Collected data
* * * * * * *

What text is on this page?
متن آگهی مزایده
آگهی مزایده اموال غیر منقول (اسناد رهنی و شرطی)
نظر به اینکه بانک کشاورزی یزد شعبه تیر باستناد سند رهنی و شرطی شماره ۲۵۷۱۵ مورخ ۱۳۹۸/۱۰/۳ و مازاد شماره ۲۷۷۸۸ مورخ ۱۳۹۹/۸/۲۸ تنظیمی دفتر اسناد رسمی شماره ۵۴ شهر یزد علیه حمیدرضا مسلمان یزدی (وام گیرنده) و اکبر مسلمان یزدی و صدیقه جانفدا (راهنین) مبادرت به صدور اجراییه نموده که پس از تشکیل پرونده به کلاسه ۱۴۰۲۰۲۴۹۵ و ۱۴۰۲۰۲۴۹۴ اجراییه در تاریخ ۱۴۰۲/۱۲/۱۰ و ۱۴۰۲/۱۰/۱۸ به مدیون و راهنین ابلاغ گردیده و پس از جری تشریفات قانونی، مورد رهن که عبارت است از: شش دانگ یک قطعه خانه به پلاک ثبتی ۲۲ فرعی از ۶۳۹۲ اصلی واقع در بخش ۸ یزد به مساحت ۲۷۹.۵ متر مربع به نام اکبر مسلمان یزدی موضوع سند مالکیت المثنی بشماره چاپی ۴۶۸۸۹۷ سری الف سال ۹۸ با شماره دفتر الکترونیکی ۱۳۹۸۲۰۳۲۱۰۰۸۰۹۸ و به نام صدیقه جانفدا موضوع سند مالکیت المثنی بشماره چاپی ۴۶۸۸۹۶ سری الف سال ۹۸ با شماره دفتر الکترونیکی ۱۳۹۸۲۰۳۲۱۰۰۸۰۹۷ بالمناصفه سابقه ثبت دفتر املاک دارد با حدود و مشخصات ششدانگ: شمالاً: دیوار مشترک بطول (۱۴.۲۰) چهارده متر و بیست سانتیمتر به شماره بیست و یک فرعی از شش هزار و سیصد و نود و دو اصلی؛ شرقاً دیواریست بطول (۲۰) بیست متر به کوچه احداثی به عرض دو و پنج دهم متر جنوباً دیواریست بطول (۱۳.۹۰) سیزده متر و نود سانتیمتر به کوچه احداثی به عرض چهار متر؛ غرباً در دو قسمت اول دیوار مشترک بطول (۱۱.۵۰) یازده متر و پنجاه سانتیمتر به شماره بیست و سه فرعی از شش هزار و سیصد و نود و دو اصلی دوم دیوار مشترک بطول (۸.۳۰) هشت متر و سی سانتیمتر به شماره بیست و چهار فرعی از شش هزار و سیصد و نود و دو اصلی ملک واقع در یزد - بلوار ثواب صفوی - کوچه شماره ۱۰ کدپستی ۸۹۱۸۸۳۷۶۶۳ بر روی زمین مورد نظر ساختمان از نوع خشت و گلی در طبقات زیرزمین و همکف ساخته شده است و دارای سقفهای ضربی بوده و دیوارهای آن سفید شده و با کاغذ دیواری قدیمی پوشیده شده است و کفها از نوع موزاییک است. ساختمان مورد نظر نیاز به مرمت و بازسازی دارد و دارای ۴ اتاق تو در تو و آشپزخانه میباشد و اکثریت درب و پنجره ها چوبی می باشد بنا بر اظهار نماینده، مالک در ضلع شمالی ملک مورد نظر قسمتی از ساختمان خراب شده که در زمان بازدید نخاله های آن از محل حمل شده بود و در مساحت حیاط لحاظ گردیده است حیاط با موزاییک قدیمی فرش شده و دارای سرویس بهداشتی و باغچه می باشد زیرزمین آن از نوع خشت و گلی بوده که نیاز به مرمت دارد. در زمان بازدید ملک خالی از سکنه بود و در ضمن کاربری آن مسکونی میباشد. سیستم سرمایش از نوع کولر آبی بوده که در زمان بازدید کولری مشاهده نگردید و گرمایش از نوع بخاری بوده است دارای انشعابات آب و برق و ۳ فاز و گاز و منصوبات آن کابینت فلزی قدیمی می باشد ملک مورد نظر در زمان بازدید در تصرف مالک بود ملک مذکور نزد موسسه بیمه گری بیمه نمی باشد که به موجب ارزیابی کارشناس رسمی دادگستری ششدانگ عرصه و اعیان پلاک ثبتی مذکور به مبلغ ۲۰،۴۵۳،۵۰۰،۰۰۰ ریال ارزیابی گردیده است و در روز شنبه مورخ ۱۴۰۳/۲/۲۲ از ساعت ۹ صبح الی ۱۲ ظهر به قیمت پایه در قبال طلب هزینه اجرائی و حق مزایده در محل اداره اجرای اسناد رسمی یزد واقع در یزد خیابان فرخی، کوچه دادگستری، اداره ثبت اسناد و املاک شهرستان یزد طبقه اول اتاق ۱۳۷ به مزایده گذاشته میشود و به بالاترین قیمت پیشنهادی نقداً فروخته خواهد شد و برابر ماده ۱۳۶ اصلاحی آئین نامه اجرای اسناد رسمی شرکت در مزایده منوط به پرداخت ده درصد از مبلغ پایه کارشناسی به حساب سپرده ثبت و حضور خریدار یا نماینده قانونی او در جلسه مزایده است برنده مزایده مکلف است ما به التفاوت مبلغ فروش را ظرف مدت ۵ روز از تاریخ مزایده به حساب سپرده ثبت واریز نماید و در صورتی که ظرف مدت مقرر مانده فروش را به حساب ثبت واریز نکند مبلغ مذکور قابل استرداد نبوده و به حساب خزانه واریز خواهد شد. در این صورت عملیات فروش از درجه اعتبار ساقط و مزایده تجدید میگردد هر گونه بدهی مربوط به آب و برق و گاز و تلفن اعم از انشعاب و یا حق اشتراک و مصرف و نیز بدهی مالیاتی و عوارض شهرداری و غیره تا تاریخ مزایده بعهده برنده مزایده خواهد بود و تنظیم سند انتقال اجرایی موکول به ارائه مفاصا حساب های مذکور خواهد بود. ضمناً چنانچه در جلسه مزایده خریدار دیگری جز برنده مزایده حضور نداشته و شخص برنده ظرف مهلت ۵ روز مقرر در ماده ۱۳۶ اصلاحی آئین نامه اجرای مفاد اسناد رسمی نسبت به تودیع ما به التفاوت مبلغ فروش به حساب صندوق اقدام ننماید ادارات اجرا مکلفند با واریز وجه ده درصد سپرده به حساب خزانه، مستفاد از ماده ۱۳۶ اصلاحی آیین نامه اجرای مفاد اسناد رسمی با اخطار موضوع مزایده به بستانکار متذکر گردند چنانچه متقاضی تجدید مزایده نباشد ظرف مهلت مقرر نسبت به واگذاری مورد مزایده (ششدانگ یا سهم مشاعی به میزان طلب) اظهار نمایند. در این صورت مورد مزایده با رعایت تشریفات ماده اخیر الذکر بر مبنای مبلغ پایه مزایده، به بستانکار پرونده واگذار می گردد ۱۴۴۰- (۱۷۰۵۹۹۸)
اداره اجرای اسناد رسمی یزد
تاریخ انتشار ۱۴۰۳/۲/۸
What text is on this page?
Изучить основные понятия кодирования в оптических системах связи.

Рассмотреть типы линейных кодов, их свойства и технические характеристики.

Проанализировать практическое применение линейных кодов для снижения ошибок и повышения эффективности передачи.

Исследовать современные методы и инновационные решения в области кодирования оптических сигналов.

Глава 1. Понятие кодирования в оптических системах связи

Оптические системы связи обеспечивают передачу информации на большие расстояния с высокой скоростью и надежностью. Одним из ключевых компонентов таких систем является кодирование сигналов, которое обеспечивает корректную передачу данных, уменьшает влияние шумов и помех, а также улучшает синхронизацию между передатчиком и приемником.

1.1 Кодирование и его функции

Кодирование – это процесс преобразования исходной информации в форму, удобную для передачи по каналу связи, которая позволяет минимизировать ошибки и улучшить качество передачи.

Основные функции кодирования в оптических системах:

* * * * * * *

_Task prompt_.
Give the listing again, word for word.

_Exercise output_.
What text is on this page?
متن آگهی مزایده
آگهی مزایده اموال غیر منقول (اسناد رهنی و شرطی)
نظر به اینکه بانک کشاورزی یزد شعبه تیر باستناد سند رهنی و شرطی شماره ۲۵۷۱۵ مورخ ۱۳۹۸/۱۰/۳ و مازاد شماره ۲۷۷۸۸ مورخ ۱۳۹۹/۸/۲۸ تنظیمی دفتر اسناد رسمی شماره ۵۴ شهر یزد علیه حمیدرضا مسلمان یزدی (وام گیرنده) و اکبر مسلمان یزدی و صدیقه جانفدا (راهنین) مبادرت به صدور اجراییه نموده که پس از تشکیل پرونده به کلاسه ۱۴۰۲۰۲۴۹۵ و ۱۴۰۲۰۲۴۹۴ اجراییه در تاریخ ۱۴۰۲/۱۲/۱۰ و ۱۴۰۲/۱۰/۱۸ به مدیون و راهنین ابلاغ گردیده و پس از جری تشریفات قانونی، مورد رهن که عبارت است از: شش دانگ یک قطعه خانه به پلاک ثبتی ۲۲ فرعی از ۶۳۹۲ اصلی واقع در بخش ۸ یزد به مساحت ۲۷۹.۵ متر مربع به نام اکبر مسلمان یزدی موضوع سند مالکیت المثنی بشماره چاپی ۴۶۸۸۹۷ سری الف سال ۹۸ با شماره دفتر الکترونیکی ۱۳۹۸۲۰۳۲۱۰۰۸۰۹۸ و به نام صدیقه جانفدا موضوع سند مالکیت المثنی بشماره چاپی ۴۶۸۸۹۶ سری الف سال ۹۸ با شماره دفتر الکترونیکی ۱۳۹۸۲۰۳۲۱۰۰۸۰۹۷ بالمناصفه سابقه ثبت دفتر املاک دارد با حدود و مشخصات ششدانگ: شمالاً: دیوار مشترک بطول (۱۴.۲۰) چهارده متر و بیست سانتیمتر به شماره بیست و یک فرعی از شش هزار و سیصد و نود و دو اصلی؛ شرقاً دیواریست بطول (۲۰) بیست متر به کوچه احداثی به عرض دو و پنج دهم متر جنوباً دیواریست بطول (۱۳.۹۰) سیزده متر و نود سانتیمتر به کوچه احداثی به عرض چهار متر؛ غرباً در دو قسمت اول دیوار مشترک بطول (۱۱.۵۰) یازده متر و پنجاه سانتیمتر به شماره بیست و سه فرعی از شش هزار و سیصد و نود و دو اصلی دوم دیوار مشترک بطول (۸.۳۰) هشت متر و سی سانتیمتر به شماره بیست و چهار فرعی از شش هزار و سیصد و نود و دو اصلی ملک واقع در یزد - بلوار ثواب صفوی - کوچه شماره ۱۰ کدپستی ۸۹۱۸۸۳۷۶۶۳ بر روی زمین مورد نظر ساختمان از نوع خشت و گلی در طبقات زیرزمین و همکف ساخته شده است و دارای سقفهای ضربی بوده و دیوارهای آن سفید شده و با کاغذ دیواری قدیمی پوشیده شده است و کفها از نوع موزاییک است. ساختمان مورد نظر نیاز به مرمت و بازسازی دارد و دارای ۴ اتاق تو در تو و آشپزخانه میباشد و اکثریت درب و پنجره ها چوبی می باشد بنا بر اظهار نماینده، مالک در ضلع شمالی ملک مورد نظر قسمتی از ساختمان خراب شده که در زمان بازدید نخاله های آن از محل حمل شده بود و در مساحت حیاط لحاظ گردیده است حیاط با موزاییک قدیمی فرش شده و دارای سرویس بهداشتی و باغچه می باشد زیرزمین آن از نوع خشت و گلی بوده که نیاز به مرمت دارد. در زمان بازدید ملک خالی از سکنه بود و در ضمن کاربری آن مسکونی میباشد. سیستم سرمایش از نوع کولر آبی بوده که در زمان بازدید کولری مشاهده نگردید و گرمایش از نوع بخاری بوده است دارای انشعابات آب و برق و ۳ فاز و گاز و منصوبات آن کابینت فلزی قدیمی می باشد ملک مورد نظر در زمان بازدید در تصرف مالک بود ملک مذکور نزد موسسه بیمه گری بیمه نمی باشد که به موجب ارزیابی کارشناس رسمی دادگستری ششدانگ عرصه و اعیان پلاک ثبتی مذکور به مبلغ ۲۰،۴۵۳،۵۰۰،۰۰۰ ریال ارزیابی گردیده است و در روز شنبه مورخ ۱۴۰۳/۲/۲۲ از ساعت ۹ صبح الی ۱۲ ظهر به قیمت پایه در قبال طلب هزینه اجرائی و حق مزایده در محل اداره اجرای اسناد رسمی یزد واقع در یزد خیابان فرخی، کوچه دادگستری، اداره ثبت اسناد و املاک شهرستان یزد طبقه اول اتاق ۱۳۷ به مزایده گذاشته میشود و به بالاترین قیمت پیشنهادی نقداً فروخته خواهد شد و برابر ماده ۱۳۶ اصلاحی آئین نامه اجرای اسناد رسمی شرکت در مزایده منوط به پرداخت ده درصد از مبلغ پایه کارشناسی به حساب سپرده ثبت و حضور خریدار یا نماینده قانونی او در جلسه مزایده است برنده مزایده مکلف است ما به التفاوت مبلغ فروش را ظرف مدت ۵ روز از تاریخ مزایده به حساب سپرده ثبت واریز نماید و در صورتی که ظرف مدت مقرر مانده فروش را به حساب ثبت واریز نکند مبلغ مذکور قابل استرداد نبوده و به حساب خزانه واریز خواهد شد. در این صورت عملیات فروش از درجه اعتبار ساقط و مزایده تجدید میگردد هر گونه بدهی مربوط به آب و برق و گاز و تلفن اعم از انشعاب و یا حق اشتراک و مصرف و نیز بدهی مالیاتی و عوارض شهرداری و غیره تا تاریخ مزایده بعهده برنده مزایده خواهد بود و تنظیم سند انتقال اجرایی موکول به ارائه مفاصا حساب های مذکور خواهد بود. ضمناً چنانچه در جلسه مزایده خریدار دیگری جز برنده مزایده حضور نداشته و شخص برنده ظرف مهلت ۵ روز مقرر در ماده ۱۳۶ اصلاحی آئین نامه اجرای مفاد اسناد رسمی نسبت به تودیع ما به التفاوت مبلغ فروش به حساب صندوق اقدام ننماید ادارات اجرا مکلفند با واریز وجه ده درصد سپرده به حساب خزانه، مستفاد از ماده ۱۳۶ اصلاحی آیین نامه اجرای مفاد اسناد رسمی با اخطار موضوع مزایده به بستانکار متذکر گردند چنانچه متقاضی تجدید مزایده نباشد ظرف مهلت مقرر نسبت به واگذاری مورد مزایده (ششدانگ یا سهم مشاعی به میزان طلب) اظهار نمایند. در این صورت مورد مزایده با رعایت تشریفات ماده اخیر الذکر بر مبنای مبلغ پایه مزایده، به بستانکار پرونده واگذار می گردد ۱۴۴۰- (۱۷۰۵۹۹۸)
اداره اجرای اسناد رسمی یزد
تاریخ انتشار ۱۴۰۳/۲/۸
What text is on this page?
Изучить основные понятия кодирования в оптических системах связи.

Рассмотреть типы линейных кодов, их свойства и технические характеристики.

Проанализировать практическое применение линейных кодов для снижения ошибок и повышения эффективности передачи.

Исследовать современные методы и инновационные решения в области кодирования оптических сигналов.

Глава 1. Понятие кодирования в оптических системах связи

Оптические системы связи обеспечивают передачу информации на большие расстояния с высокой скоростью и надежностью. Одним из ключевых компонентов таких систем является кодирование сигналов, которое обеспечивает корректную передачу данных, уменьшает влияние шумов и помех, а также улучшает синхронизацию между передатчиком и приемником.

1.1 Кодирование и его функции

Кодирование – это процесс преобразования исходной информации в форму, удобную для передачи по каналу связи, которая позволяет минимизировать ошибки и улучшить качество передачи.

Основные функции кодирования в оптических системах:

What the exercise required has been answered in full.